:: EXERCISE MATERIALS

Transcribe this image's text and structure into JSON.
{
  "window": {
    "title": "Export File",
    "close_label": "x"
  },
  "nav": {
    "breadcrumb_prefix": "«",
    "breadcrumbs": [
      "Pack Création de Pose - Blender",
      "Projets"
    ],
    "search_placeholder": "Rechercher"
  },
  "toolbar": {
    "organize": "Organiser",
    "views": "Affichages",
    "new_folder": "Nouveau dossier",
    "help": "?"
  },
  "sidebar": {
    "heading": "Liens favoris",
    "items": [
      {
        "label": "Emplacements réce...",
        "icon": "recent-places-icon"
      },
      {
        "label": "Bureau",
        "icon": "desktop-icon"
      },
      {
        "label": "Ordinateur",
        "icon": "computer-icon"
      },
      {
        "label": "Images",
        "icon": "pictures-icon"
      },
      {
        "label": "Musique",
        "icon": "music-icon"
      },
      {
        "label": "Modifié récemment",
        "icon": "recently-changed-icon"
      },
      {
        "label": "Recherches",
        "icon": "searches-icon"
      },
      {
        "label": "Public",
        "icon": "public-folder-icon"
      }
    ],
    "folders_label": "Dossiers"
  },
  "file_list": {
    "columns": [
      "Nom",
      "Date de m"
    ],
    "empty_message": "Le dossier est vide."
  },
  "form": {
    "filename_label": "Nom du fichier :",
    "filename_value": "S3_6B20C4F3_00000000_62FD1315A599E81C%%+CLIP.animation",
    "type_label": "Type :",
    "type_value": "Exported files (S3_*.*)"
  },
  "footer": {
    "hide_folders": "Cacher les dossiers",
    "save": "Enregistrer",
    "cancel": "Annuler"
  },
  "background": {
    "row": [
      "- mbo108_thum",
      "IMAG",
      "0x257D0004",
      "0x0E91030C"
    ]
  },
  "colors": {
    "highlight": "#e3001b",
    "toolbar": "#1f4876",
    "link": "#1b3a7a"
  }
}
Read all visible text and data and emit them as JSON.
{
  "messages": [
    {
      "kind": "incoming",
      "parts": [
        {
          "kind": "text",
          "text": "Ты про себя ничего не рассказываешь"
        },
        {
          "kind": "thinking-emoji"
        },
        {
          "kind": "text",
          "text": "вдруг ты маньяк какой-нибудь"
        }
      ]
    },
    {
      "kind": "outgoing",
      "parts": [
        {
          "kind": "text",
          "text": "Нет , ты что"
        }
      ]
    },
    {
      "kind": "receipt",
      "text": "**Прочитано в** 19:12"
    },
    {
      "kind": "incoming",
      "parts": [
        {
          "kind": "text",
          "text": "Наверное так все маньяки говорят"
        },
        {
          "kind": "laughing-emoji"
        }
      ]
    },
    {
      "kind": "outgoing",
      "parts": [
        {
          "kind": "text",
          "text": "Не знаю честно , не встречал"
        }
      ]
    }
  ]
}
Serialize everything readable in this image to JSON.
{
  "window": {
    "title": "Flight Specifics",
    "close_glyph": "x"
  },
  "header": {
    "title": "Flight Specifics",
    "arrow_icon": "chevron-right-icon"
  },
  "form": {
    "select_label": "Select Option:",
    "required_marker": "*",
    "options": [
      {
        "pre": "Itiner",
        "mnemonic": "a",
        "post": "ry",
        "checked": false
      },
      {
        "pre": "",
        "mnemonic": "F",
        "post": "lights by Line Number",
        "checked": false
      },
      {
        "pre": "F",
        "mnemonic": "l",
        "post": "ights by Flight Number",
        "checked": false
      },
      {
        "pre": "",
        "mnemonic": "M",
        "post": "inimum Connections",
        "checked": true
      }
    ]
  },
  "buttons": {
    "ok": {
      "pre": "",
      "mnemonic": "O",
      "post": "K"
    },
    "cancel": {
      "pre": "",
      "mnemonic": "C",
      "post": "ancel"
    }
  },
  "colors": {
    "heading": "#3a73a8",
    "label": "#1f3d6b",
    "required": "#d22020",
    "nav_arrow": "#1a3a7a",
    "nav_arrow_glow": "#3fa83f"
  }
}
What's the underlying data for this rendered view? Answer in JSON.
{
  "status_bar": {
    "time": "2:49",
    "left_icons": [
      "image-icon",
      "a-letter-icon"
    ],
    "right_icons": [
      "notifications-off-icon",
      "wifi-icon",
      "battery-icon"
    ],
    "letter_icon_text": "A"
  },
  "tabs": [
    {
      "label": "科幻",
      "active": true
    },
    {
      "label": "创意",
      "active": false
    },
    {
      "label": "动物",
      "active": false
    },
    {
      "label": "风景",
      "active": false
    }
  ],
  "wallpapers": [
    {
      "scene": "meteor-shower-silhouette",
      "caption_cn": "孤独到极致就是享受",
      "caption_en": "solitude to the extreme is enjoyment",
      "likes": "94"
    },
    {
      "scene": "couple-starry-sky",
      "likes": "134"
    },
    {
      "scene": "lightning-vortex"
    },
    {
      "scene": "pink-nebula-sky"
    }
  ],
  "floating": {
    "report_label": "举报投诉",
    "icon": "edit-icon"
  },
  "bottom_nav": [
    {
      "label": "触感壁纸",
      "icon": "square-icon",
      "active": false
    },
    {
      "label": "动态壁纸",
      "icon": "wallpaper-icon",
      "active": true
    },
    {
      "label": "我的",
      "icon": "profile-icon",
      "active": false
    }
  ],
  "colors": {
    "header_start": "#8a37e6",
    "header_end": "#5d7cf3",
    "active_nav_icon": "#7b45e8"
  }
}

::::

TASK INSTRUCTIONS >> Your task is to extract all of the records exactly.

PROBLEM SOLUTION >>
Transcribe this image's text and structure into JSON.
{
  "window": {
    "title": "Export File",
    "close_label": "x"
  },
  "nav": {
    "breadcrumb_prefix": "«",
    "breadcrumbs": [
      "Pack Création de Pose - Blender",
      "Projets"
    ],
    "search_placeholder": "Rechercher"
  },
  "toolbar": {
    "organize": "Organiser",
    "views": "Affichages",
    "new_folder": "Nouveau dossier",
    "help": "?"
  },
  "sidebar": {
    "heading": "Liens favoris",
    "items": [
      {
        "label": "Emplacements réce...",
        "icon": "recent-places-icon"
      },
      {
        "label": "Bureau",
        "icon": "desktop-icon"
      },
      {
        "label": "Ordinateur",
        "icon": "computer-icon"
      },
      {
        "label": "Images",
        "icon": "pictures-icon"
      },
      {
        "label": "Musique",
        "icon": "music-icon"
      },
      {
        "label": "Modifié récemment",
        "icon": "recently-changed-icon"
      },
      {
        "label": "Recherches",
        "icon": "searches-icon"
      },
      {
        "label": "Public",
        "icon": "public-folder-icon"
      }
    ],
    "folders_label": "Dossiers"
  },
  "file_list": {
    "columns": [
      "Nom",
      "Date de m"
    ],
    "empty_message": "Le dossier est vide."
  },
  "form": {
    "filename_label": "Nom du fichier :",
    "filename_value": "S3_6B20C4F3_00000000_62FD1315A599E81C%%+CLIP.animation",
    "type_label": "Type :",
    "type_value": "Exported files (S3_*.*)"
  },
  "footer": {
    "hide_folders": "Cacher les dossiers",
    "save": "Enregistrer",
    "cancel": "Annuler"
  },
  "background": {
    "row": [
      "- mbo108_thum",
      "IMAG",
      "0x257D0004",
      "0x0E91030C"
    ]
  },
  "colors": {
    "highlight": "#e3001b",
    "toolbar": "#1f4876",
    "link": "#1b3a7a"
  }
}
Read all visible text and data and emit them as JSON.
{
  "messages": [
    {
      "kind": "incoming",
      "parts": [
        {
          "kind": "text",
          "text": "Ты про себя ничего не рассказываешь"
        },
        {
          "kind": "thinking-emoji"
        },
        {
          "kind": "text",
          "text": "вдруг ты маньяк какой-нибудь"
        }
      ]
    },
    {
      "kind": "outgoing",
      "parts": [
        {
          "kind": "text",
          "text": "Нет , ты что"
        }
      ]
    },
    {
      "kind": "receipt",
      "text": "**Прочитано в** 19:12"
    },
    {
      "kind": "incoming",
      "parts": [
        {
          "kind": "text",
          "text": "Наверное так все маньяки говорят"
        },
        {
          "kind": "laughing-emoji"
        }
      ]
    },
    {
      "kind": "outgoing",
      "parts": [
        {
          "kind": "text",
          "text": "Не знаю честно , не встречал"
        }
      ]
    }
  ]
}
Serialize everything readable in this image to JSON.
{
  "window": {
    "title": "Flight Specifics",
    "close_glyph": "x"
  },
  "header": {
    "title": "Flight Specifics",
    "arrow_icon": "chevron-right-icon"
  },
  "form": {
    "select_label": "Select Option:",
    "required_marker": "*",
    "options": [
      {
        "pre": "Itiner",
        "mnemonic": "a",
        "post": "ry",
        "checked": false
      },
      {
        "pre": "",
        "mnemonic": "F",
        "post": "lights by Line Number",
        "checked": false
      },
      {
        "pre": "F",
        "mnemonic": "l",
        "post": "ights by Flight Number",
        "checked": false
      },
      {
        "pre": "",
        "mnemonic": "M",
        "post": "inimum Connections",
        "checked": true
      }
    ]
  },
  "buttons": {
    "ok": {
      "pre": "",
      "mnemonic": "O",
      "post": "K"
    },
    "cancel": {
      "pre": "",
      "mnemonic": "C",
      "post": "ancel"
    }
  },
  "colors": {
    "heading": "#3a73a8",
    "label": "#1f3d6b",
    "required": "#d22020",
    "nav_arrow": "#1a3a7a",
    "nav_arrow_glow": "#3fa83f"
  }
}
What's the underlying data for this rendered view? Answer in JSON.
{
  "status_bar": {
    "time": "2:49",
    "left_icons": [
      "image-icon",
      "a-letter-icon"
    ],
    "right_icons": [
      "notifications-off-icon",
      "wifi-icon",
      "battery-icon"
    ],
    "letter_icon_text": "A"
  },
  "tabs": [
    {
      "label": "科幻",
      "active": true
    },
    {
      "label": "创意",
      "active": false
    },
    {
      "label": "动物",
      "active": false
    },
    {
      "label": "风景",
      "active": false
    }
  ],
  "wallpapers": [
    {
      "scene": "meteor-shower-silhouette",
      "caption_cn": "孤独到极致就是享受",
      "caption_en": "solitude to the extreme is enjoyment",
      "likes": "94"
    },
    {
      "scene": "couple-starry-sky",
      "likes": "134"
    },
    {
      "scene": "lightning-vortex"
    },
    {
      "scene": "pink-nebula-sky"
    }
  ],
  "floating": {
    "report_label": "举报投诉",
    "icon": "edit-icon"
  },
  "bottom_nav": [
    {
      "label": "触感壁纸",
      "icon": "square-icon",
      "active": false
    },
    {
      "label": "动态壁纸",
      "icon": "wallpaper-icon",
      "active": true
    },
    {
      "label": "我的",
      "icon": "profile-icon",
      "active": false
    }
  ],
  "colors": {
    "header_start": "#8a37e6",
    "header_end": "#5d7cf3",
    "active_nav_icon": "#7b45e8"
  }
}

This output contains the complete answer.